[Work instructions] Search the records for the word "CINEMA" and report each line that has it.

(Raw records)
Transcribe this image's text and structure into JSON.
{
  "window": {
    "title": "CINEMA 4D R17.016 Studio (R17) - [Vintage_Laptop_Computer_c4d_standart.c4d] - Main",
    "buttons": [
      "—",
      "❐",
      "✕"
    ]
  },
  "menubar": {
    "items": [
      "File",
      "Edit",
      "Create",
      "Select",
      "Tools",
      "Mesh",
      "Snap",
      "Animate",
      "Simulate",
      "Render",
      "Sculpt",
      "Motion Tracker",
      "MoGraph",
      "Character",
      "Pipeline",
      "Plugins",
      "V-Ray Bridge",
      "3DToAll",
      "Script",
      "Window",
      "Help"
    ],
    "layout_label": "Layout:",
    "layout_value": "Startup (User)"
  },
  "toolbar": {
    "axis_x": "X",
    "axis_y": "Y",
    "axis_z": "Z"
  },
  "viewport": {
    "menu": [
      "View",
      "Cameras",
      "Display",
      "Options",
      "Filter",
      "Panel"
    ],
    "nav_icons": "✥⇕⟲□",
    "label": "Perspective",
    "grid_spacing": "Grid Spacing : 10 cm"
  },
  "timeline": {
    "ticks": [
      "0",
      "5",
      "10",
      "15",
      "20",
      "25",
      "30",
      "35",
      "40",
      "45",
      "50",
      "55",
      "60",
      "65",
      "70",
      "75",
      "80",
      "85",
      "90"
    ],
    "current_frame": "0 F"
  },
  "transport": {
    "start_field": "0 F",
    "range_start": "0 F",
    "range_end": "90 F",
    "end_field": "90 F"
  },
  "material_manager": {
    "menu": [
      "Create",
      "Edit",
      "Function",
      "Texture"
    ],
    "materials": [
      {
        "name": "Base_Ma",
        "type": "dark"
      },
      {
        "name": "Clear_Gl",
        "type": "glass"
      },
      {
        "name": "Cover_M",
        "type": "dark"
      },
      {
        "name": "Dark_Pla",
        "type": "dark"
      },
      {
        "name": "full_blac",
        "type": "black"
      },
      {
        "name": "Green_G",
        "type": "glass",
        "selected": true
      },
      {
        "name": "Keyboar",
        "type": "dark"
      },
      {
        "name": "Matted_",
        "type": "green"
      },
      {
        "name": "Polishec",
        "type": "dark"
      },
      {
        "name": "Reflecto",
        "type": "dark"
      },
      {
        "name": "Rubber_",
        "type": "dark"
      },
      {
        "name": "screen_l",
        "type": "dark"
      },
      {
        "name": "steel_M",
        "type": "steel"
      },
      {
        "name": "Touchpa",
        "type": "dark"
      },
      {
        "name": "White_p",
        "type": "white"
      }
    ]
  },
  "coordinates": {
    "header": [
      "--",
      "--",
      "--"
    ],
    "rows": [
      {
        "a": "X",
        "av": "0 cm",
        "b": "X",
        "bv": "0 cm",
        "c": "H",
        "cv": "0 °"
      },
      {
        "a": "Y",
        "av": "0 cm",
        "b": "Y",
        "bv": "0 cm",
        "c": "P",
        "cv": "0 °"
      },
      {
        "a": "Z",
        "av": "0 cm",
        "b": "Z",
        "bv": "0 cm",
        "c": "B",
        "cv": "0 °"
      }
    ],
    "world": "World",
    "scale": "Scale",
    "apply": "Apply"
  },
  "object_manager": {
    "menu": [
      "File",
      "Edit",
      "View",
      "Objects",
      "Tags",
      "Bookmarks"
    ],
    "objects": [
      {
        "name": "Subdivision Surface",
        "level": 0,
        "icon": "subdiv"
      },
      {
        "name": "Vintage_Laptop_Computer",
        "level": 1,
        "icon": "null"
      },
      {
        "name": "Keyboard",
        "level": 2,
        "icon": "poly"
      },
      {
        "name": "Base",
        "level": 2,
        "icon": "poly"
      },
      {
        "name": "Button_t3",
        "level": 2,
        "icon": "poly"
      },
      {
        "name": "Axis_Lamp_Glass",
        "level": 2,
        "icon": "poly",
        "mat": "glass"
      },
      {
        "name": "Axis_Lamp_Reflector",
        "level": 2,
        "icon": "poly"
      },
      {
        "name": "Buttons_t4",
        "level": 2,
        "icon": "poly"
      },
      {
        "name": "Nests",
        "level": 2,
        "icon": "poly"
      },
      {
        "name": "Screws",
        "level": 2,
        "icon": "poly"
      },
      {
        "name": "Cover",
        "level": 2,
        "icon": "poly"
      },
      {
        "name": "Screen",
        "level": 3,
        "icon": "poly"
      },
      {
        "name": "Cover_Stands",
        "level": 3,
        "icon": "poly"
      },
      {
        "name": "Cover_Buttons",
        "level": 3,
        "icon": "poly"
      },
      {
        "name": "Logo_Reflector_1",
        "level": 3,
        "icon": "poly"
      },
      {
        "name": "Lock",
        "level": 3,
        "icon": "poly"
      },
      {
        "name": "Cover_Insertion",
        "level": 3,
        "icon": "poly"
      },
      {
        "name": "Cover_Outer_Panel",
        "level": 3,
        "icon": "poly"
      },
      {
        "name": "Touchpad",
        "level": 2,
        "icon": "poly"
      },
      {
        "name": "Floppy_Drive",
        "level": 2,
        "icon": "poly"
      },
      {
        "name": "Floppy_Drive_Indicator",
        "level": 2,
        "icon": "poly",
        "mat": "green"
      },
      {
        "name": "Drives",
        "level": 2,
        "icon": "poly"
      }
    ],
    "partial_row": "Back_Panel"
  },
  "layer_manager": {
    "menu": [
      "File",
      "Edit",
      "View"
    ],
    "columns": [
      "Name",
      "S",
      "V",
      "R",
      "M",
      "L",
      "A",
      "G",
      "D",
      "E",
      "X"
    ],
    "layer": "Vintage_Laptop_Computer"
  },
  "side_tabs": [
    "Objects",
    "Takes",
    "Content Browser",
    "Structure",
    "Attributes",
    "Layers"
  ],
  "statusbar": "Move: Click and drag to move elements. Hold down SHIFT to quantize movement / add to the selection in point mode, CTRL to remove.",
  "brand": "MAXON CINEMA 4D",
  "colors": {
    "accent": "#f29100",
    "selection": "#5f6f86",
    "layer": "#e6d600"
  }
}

[Answer to this task]
    "title": "CINEMA 4D R17.016 Studio (R17) - [Vintage_Laptop_Computer_c4d_standart.c4d] - Main",
  "brand": "MAXON CINEMA 4D",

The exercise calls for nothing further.